Of the lines in this listing, how many contain the word "Pécs"? Give the number and nothing else.
────────────────────
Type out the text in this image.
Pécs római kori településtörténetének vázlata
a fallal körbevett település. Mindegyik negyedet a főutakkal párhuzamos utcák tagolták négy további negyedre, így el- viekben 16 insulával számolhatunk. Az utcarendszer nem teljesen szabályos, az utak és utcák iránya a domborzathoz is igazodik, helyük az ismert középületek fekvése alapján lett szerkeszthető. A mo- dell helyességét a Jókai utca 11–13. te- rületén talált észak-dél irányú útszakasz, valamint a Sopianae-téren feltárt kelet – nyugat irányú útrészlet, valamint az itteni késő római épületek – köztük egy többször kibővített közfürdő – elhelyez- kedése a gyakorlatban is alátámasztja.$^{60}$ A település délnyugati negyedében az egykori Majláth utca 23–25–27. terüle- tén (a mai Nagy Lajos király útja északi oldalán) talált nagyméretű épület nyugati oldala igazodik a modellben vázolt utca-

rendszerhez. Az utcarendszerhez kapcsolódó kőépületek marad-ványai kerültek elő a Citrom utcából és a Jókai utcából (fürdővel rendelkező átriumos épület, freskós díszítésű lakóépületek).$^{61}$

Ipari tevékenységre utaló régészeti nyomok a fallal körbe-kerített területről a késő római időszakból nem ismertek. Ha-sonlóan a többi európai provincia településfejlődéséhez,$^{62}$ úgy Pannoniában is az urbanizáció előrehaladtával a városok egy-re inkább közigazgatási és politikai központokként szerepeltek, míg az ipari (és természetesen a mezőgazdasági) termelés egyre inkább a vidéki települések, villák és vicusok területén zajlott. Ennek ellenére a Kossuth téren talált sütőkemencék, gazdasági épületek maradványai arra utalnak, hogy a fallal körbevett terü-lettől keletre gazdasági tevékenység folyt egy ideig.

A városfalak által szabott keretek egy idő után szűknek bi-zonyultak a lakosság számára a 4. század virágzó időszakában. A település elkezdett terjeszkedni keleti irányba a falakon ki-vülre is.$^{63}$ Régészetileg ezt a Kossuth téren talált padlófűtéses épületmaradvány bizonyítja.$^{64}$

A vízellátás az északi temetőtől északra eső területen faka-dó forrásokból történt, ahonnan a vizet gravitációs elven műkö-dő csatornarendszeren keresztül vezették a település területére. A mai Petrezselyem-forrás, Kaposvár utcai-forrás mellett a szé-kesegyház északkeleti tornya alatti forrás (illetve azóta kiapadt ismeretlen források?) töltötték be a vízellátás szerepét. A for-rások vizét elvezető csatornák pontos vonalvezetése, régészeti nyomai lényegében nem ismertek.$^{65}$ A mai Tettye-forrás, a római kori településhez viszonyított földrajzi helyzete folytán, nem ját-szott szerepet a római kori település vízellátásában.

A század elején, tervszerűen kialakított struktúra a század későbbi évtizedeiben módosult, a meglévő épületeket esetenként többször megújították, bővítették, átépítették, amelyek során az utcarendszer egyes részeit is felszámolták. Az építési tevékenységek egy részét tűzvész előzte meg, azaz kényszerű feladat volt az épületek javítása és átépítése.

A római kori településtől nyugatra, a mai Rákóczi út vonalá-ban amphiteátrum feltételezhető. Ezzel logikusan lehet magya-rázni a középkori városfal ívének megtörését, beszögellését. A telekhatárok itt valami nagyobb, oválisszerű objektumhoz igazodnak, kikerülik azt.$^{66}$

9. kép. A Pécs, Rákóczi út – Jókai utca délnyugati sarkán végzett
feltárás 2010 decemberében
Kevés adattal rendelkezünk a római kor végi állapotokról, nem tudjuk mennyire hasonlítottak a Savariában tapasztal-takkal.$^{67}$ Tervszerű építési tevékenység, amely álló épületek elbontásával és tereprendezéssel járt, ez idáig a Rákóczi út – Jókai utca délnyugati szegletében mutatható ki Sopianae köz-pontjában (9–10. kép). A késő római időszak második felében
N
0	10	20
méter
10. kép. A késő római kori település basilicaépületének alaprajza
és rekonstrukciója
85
────────────────────
=== Task solution ===
2